Goal:
From the listing below, extract every line in which the word "bearing" appears.
-=-=-
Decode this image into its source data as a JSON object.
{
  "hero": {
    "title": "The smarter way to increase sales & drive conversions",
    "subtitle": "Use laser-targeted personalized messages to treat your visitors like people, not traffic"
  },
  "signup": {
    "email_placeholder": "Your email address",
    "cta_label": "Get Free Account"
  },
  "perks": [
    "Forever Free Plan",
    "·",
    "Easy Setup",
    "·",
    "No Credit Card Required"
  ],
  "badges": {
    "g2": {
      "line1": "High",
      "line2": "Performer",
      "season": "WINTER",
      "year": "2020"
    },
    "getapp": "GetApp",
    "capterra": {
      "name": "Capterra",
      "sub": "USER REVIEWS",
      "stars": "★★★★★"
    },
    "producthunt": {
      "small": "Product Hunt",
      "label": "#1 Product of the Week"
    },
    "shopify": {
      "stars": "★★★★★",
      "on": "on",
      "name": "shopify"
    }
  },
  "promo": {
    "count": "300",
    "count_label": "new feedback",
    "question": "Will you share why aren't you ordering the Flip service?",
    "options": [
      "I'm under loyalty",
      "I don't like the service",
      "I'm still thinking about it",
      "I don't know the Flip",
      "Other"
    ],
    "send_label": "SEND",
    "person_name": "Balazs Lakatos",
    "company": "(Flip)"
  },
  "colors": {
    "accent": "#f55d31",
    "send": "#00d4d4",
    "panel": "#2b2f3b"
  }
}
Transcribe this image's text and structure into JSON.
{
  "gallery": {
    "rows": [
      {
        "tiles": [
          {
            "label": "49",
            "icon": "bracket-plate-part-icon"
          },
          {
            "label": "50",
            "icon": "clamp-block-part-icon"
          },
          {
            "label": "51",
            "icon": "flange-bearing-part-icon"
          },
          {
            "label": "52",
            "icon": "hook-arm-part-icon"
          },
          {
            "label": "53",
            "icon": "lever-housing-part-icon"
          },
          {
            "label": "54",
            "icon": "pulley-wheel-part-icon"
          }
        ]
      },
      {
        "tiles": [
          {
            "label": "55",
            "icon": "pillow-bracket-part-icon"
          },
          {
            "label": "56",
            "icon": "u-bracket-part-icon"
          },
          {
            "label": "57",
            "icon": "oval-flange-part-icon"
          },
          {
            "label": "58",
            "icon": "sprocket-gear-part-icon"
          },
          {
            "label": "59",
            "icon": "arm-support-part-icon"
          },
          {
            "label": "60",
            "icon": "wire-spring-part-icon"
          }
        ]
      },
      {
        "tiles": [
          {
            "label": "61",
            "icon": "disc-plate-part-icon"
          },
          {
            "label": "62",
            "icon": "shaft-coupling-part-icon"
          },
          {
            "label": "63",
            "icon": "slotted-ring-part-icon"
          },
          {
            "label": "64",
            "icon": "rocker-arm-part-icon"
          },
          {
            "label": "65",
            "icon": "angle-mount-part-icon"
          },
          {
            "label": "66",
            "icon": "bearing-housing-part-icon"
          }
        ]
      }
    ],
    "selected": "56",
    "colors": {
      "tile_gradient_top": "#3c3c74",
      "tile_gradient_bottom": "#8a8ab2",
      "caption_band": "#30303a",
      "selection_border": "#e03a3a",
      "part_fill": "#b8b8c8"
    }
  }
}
-=-=-
Written response:
            "icon": "flange-bearing-part-icon"
            "icon": "bearing-housing-part-icon"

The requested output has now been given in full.